### What the exercise asks
Leave out the pictures and copy everything else below exactly.

Data listing:
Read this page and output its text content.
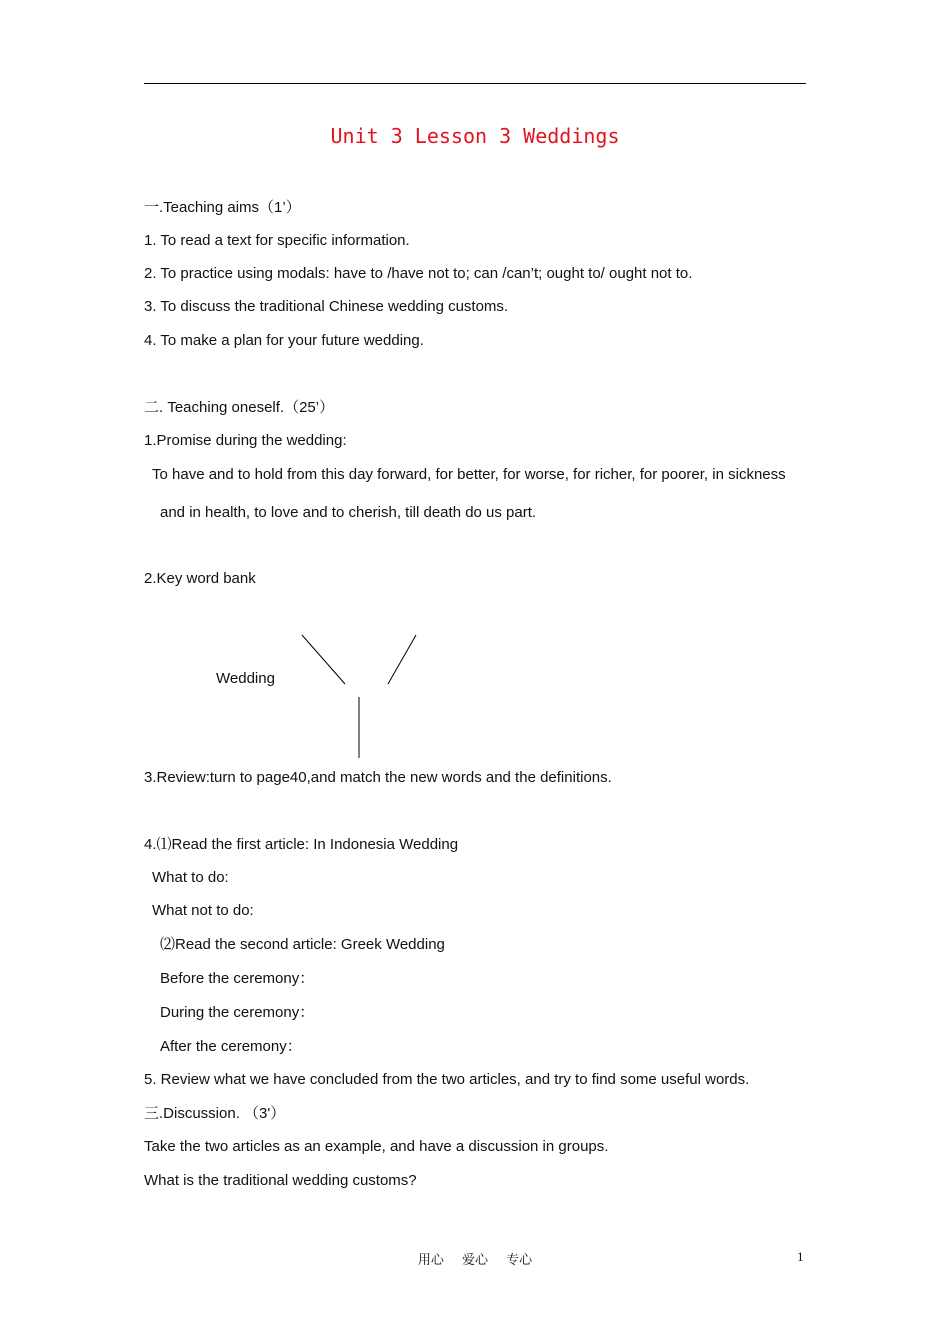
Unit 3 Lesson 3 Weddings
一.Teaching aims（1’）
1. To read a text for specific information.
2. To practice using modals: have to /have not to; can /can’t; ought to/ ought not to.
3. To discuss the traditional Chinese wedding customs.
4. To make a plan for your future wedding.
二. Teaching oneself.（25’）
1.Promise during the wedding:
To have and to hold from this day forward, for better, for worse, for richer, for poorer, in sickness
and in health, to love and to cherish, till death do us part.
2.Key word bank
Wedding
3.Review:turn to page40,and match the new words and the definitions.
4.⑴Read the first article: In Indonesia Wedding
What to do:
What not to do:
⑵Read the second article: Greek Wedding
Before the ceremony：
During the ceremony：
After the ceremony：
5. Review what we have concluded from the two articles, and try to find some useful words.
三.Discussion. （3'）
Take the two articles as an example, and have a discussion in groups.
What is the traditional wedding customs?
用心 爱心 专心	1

### Result of the task
Read this page and output its text content.
Unit 3 Lesson 3 Weddings
一.Teaching aims（1’）
1. To read a text for specific information.
2. To practice using modals: have to /have not to; can /can’t; ought to/ ought not to.
3. To discuss the traditional Chinese wedding customs.
4. To make a plan for your future wedding.
二. Teaching oneself.（25’）
1.Promise during the wedding:
To have and to hold from this day forward, for better, for worse, for richer, for poorer, in sickness
and in health, to love and to cherish, till death do us part.
2.Key word bank
Wedding
3.Review:turn to page40,and match the new words and the definitions.
4.⑴Read the first article: In Indonesia Wedding
What to do:
What not to do:
⑵Read the second article: Greek Wedding
Before the ceremony：
During the ceremony：
After the ceremony：
5. Review what we have concluded from the two articles, and try to find some useful words.
三.Discussion. （3'）
Take the two articles as an example, and have a discussion in groups.
What is the traditional wedding customs?
用心 爱心 专心	1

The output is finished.